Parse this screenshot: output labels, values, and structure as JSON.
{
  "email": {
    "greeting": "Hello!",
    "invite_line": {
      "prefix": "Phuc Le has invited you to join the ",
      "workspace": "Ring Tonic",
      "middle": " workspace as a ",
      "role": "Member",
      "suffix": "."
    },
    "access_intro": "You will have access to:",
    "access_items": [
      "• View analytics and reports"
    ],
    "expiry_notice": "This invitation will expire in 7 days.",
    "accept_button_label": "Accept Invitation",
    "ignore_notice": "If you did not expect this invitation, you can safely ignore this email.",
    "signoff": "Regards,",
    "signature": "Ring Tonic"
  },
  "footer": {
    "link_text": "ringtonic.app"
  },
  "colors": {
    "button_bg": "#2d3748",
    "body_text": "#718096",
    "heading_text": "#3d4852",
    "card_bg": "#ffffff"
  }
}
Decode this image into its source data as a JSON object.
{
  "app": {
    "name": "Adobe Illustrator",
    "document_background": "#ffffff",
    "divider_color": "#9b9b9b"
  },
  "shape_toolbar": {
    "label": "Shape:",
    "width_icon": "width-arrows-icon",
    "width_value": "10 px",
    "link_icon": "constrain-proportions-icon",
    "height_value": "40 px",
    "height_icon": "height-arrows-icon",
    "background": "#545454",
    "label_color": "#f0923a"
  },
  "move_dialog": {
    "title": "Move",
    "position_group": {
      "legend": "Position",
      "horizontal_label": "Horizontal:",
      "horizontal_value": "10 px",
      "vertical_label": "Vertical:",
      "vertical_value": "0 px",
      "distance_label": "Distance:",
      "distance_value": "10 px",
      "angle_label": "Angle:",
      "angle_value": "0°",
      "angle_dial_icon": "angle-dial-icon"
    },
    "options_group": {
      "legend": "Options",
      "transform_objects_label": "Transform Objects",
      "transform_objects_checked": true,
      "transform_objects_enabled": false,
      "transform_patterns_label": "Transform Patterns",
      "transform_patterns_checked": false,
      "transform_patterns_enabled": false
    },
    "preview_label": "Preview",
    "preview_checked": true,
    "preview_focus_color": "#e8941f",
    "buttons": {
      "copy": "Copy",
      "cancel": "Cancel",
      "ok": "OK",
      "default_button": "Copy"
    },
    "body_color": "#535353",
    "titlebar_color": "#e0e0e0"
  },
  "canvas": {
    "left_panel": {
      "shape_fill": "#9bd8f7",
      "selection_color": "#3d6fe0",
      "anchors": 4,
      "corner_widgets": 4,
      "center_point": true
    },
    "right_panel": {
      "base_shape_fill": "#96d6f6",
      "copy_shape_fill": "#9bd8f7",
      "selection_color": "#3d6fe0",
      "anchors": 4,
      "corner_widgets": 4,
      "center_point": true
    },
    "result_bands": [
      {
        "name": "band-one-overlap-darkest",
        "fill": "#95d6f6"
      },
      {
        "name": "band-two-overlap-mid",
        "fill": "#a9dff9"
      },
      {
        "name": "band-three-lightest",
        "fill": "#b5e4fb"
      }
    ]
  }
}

Aim of the task -> Filter the records down to the lines that contain the string "icon", and copy those lines.

Answer to this exercise ->
    "width_icon": "width-arrows-icon",
    "link_icon": "constrain-proportions-icon",
    "height_icon": "height-arrows-icon",
      "angle_dial_icon": "angle-dial-icon"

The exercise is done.